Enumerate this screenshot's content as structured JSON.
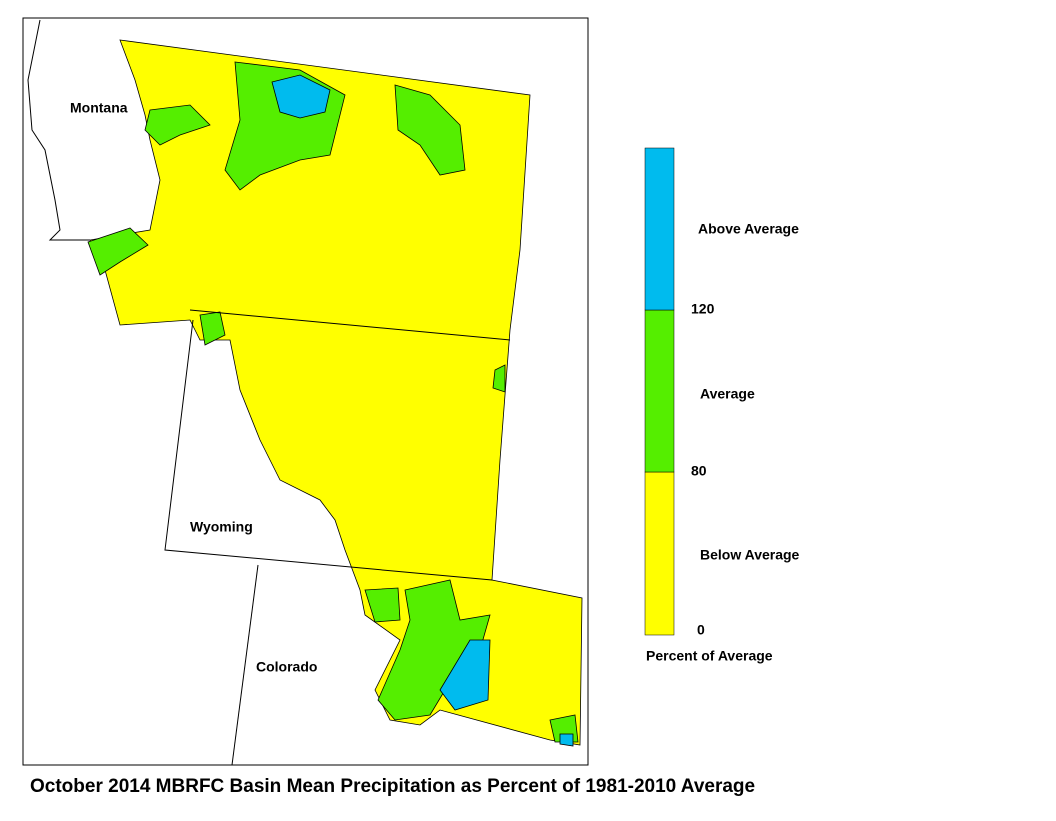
{
  "title": "October 2014 MBRFC Basin Mean Precipitation as Percent of 1981-2010 Average",
  "map": {
    "states": [
      "Montana",
      "Wyoming",
      "Colorado"
    ]
  },
  "legend": {
    "title": "Percent of Average",
    "ticks": [
      0,
      80,
      120
    ],
    "classes": [
      {
        "label": "Below Average",
        "color": "#ffff00"
      },
      {
        "label": "Average",
        "color": "#55ee00"
      },
      {
        "label": "Above Average",
        "color": "#00bbee"
      }
    ]
  }
}
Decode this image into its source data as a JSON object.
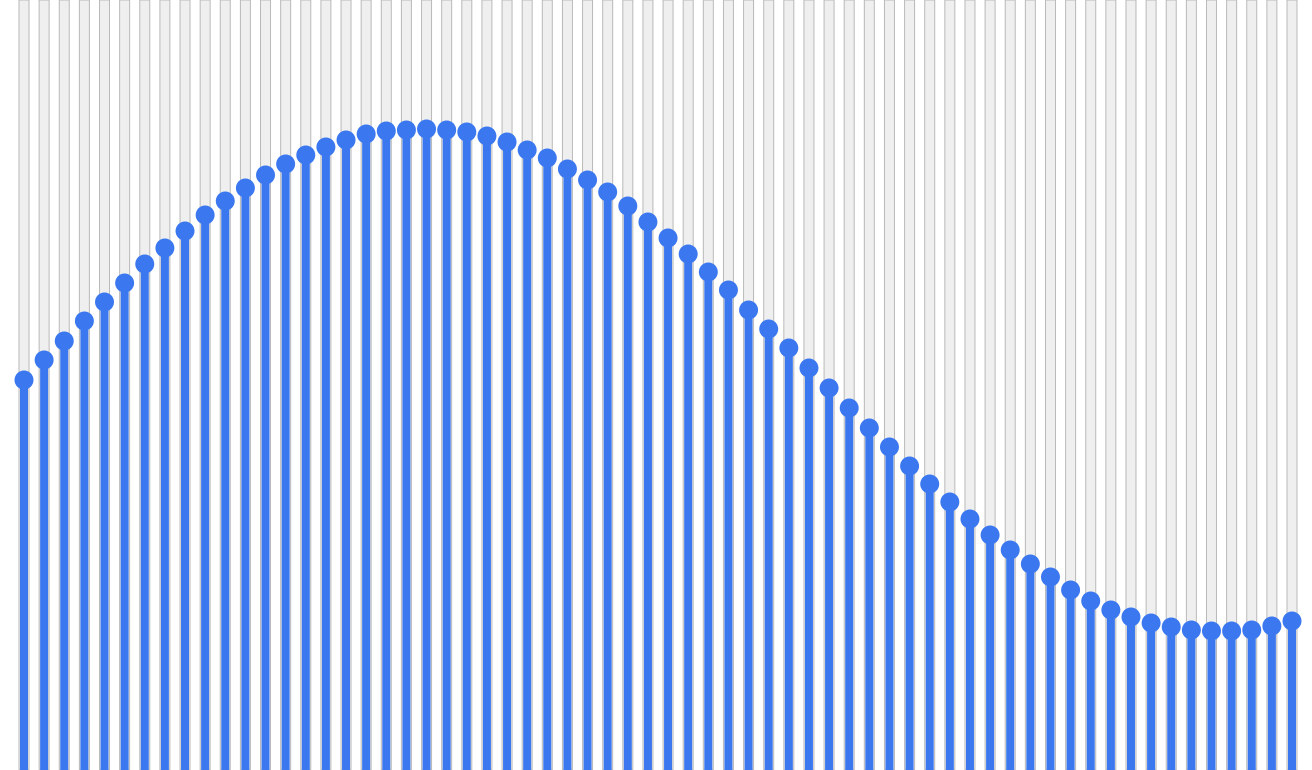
{
  "chart_data": {
    "type": "lollipop",
    "title": "",
    "xlabel": "",
    "ylabel": "",
    "grid": false,
    "legend": "none",
    "colors": {
      "stem": "#3b78f0",
      "dot": "#3b78f0",
      "track_fill": "#efefef",
      "track_border": "#b9b9b9",
      "background": "#ffffff"
    },
    "ylim": [
      0,
      770
    ],
    "values": [
      390,
      410,
      429,
      449,
      468,
      487,
      506,
      522,
      539,
      555,
      569,
      582,
      595,
      606,
      615,
      623,
      630,
      636,
      639,
      640,
      641,
      640,
      638,
      634,
      628,
      620,
      612,
      601,
      590,
      578,
      564,
      548,
      532,
      516,
      498,
      480,
      460,
      441,
      422,
      402,
      382,
      362,
      342,
      323,
      304,
      286,
      268,
      251,
      235,
      220,
      206,
      193,
      180,
      169,
      160,
      153,
      147,
      143,
      140,
      139,
      139,
      140,
      144,
      149
    ]
  }
}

________

## [CHALLENGE]
Reproduce each record from above exactly; pictures do not belong in the copy.

## [RESULT OF THIS TASK]
Enumerate this screenshot's content as structured JSON.
{
  "title": "October 2014 MBRFC Basin Mean Precipitation as Percent of 1981-2010 Average",
  "map": {
    "states": [
      "Montana",
      "Wyoming",
      "Colorado"
    ]
  },
  "legend": {
    "title": "Percent of Average",
    "ticks": [
      0,
      80,
      120
    ],
    "classes": [
      {
        "label": "Below Average",
        "color": "#ffff00"
      },
      {
        "label": "Average",
        "color": "#55ee00"
      },
      {
        "label": "Above Average",
        "color": "#00bbee"
      }
    ]
  }
}
Decode this image into its source data as a JSON object.
{
  "chart_data": {
    "type": "lollipop",
    "title": "",
    "xlabel": "",
    "ylabel": "",
    "grid": false,
    "legend": "none",
    "colors": {
      "stem": "#3b78f0",
      "dot": "#3b78f0",
      "track_fill": "#efefef",
      "track_border": "#b9b9b9",
      "background": "#ffffff"
    },
    "ylim": [
      0,
      770
    ],
    "values": [
      390,
      410,
      429,
      449,
      468,
      487,
      506,
      522,
      539,
      555,
      569,
      582,
      595,
      606,
      615,
      623,
      630,
      636,
      639,
      640,
      641,
      640,
      638,
      634,
      628,
      620,
      612,
      601,
      590,
      578,
      564,
      548,
      532,
      516,
      498,
      480,
      460,
      441,
      422,
      402,
      382,
      362,
      342,
      323,
      304,
      286,
      268,
      251,
      235,
      220,
      206,
      193,
      180,
      169,
      160,
      153,
      147,
      143,
      140,
      139,
      139,
      140,
      144,
      149
    ]
  }
}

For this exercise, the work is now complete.